■ GIVEN PROBLEM
Pick out all lines with the word "firmach" from the records that follow.

>> Begin DATA ROWS

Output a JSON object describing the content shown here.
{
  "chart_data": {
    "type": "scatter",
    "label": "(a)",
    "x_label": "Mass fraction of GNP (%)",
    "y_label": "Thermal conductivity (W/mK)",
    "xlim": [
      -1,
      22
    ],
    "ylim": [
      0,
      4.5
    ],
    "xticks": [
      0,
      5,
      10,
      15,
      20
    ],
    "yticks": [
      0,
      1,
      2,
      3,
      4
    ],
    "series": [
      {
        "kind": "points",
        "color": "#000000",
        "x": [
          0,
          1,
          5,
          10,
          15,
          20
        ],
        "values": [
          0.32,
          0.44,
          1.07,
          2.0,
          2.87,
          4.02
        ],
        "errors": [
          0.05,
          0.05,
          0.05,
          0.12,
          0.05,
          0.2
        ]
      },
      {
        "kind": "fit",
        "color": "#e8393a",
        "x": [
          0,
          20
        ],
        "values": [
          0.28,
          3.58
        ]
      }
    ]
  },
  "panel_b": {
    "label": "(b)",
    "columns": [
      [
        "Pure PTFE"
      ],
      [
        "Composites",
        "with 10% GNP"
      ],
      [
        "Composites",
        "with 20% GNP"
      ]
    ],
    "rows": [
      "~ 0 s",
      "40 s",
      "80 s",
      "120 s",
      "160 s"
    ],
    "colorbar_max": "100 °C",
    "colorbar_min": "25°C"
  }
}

>> End DATA ROWS
>> Begin DATA ROWS

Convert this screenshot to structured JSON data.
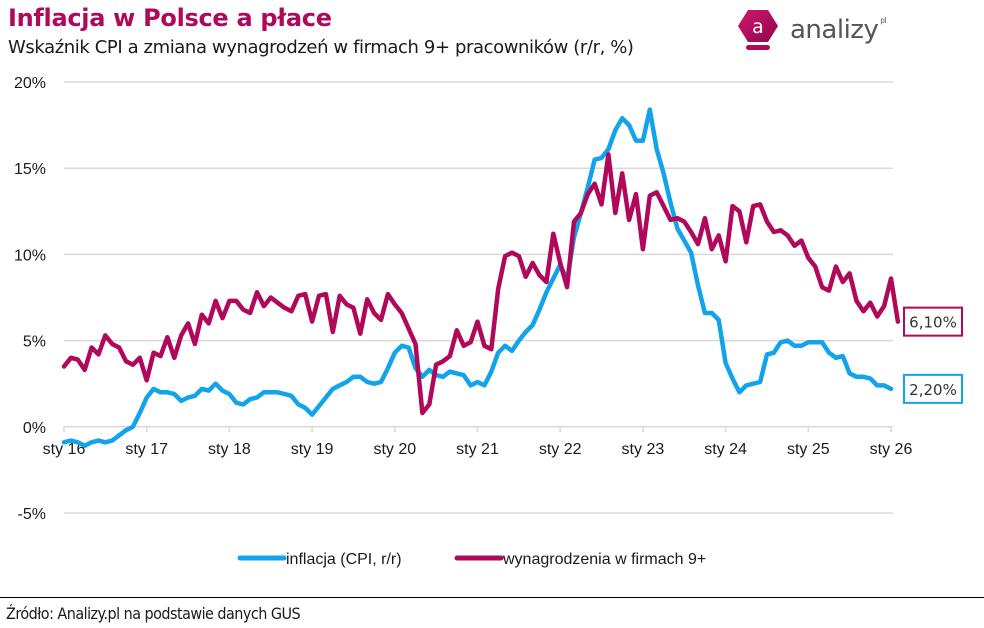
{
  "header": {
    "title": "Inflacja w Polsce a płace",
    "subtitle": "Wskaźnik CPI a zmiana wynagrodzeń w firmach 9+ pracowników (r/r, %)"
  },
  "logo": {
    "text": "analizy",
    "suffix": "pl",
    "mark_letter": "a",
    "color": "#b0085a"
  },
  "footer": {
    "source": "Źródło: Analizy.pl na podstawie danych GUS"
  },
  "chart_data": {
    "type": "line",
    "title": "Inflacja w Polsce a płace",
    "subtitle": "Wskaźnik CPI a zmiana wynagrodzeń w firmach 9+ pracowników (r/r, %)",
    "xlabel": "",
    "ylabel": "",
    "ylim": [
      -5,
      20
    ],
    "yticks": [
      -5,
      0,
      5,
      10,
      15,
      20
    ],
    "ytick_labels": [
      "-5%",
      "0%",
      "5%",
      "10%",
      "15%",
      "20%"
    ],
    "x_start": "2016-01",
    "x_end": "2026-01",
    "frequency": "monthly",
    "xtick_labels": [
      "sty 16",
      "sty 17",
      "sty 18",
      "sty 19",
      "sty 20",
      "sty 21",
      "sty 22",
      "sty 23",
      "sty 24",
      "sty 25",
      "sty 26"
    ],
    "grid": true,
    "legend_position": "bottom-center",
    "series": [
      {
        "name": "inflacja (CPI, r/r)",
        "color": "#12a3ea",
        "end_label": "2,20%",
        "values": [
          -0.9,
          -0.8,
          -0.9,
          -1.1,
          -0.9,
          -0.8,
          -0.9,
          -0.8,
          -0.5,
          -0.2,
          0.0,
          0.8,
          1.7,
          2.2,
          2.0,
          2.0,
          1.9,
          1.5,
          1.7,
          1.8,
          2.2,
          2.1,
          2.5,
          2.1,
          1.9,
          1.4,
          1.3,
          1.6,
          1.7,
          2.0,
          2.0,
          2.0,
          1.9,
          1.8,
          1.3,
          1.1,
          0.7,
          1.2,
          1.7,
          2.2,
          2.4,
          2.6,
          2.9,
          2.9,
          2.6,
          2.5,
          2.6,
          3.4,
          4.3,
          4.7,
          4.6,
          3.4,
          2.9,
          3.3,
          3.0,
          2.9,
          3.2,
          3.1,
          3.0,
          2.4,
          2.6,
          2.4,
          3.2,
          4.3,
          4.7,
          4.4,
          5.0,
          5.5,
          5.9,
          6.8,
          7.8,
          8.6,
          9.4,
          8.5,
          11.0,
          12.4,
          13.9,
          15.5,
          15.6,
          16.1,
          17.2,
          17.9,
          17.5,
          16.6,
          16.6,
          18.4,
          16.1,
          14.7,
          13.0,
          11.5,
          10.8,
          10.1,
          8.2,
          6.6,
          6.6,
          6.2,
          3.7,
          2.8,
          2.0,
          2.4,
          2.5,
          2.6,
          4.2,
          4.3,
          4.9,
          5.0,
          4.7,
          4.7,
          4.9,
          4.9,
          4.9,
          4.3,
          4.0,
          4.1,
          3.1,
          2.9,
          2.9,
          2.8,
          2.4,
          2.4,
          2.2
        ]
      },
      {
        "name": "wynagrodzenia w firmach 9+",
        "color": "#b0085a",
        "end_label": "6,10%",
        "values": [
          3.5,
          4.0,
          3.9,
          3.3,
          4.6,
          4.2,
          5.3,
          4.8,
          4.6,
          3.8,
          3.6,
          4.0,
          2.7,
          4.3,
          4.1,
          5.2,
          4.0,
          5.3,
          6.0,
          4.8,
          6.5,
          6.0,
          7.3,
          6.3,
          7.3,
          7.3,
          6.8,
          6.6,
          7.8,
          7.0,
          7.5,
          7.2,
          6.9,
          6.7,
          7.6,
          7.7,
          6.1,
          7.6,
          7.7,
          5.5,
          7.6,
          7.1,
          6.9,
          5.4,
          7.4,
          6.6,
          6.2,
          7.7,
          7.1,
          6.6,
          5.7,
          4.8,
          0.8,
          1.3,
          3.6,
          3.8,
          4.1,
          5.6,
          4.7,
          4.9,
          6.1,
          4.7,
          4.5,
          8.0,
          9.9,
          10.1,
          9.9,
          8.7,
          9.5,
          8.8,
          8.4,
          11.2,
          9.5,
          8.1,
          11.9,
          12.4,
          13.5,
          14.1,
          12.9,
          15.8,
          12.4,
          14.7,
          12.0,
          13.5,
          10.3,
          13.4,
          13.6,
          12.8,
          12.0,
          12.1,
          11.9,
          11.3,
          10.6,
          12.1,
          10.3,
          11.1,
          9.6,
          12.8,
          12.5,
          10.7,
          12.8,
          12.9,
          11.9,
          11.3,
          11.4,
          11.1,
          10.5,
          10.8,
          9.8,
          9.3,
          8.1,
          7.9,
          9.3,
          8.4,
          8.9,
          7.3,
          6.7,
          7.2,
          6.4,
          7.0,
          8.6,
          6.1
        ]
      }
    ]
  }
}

>> End DATA ROWS

■ TASK RESULT
    "subtitle": "Wskaźnik CPI a zmiana wynagrodzeń w firmach 9+ pracowników (r/r, %)"
    "subtitle": "Wskaźnik CPI a zmiana wynagrodzeń w firmach 9+ pracowników (r/r, %)",
        "name": "wynagrodzenia w firmach 9+",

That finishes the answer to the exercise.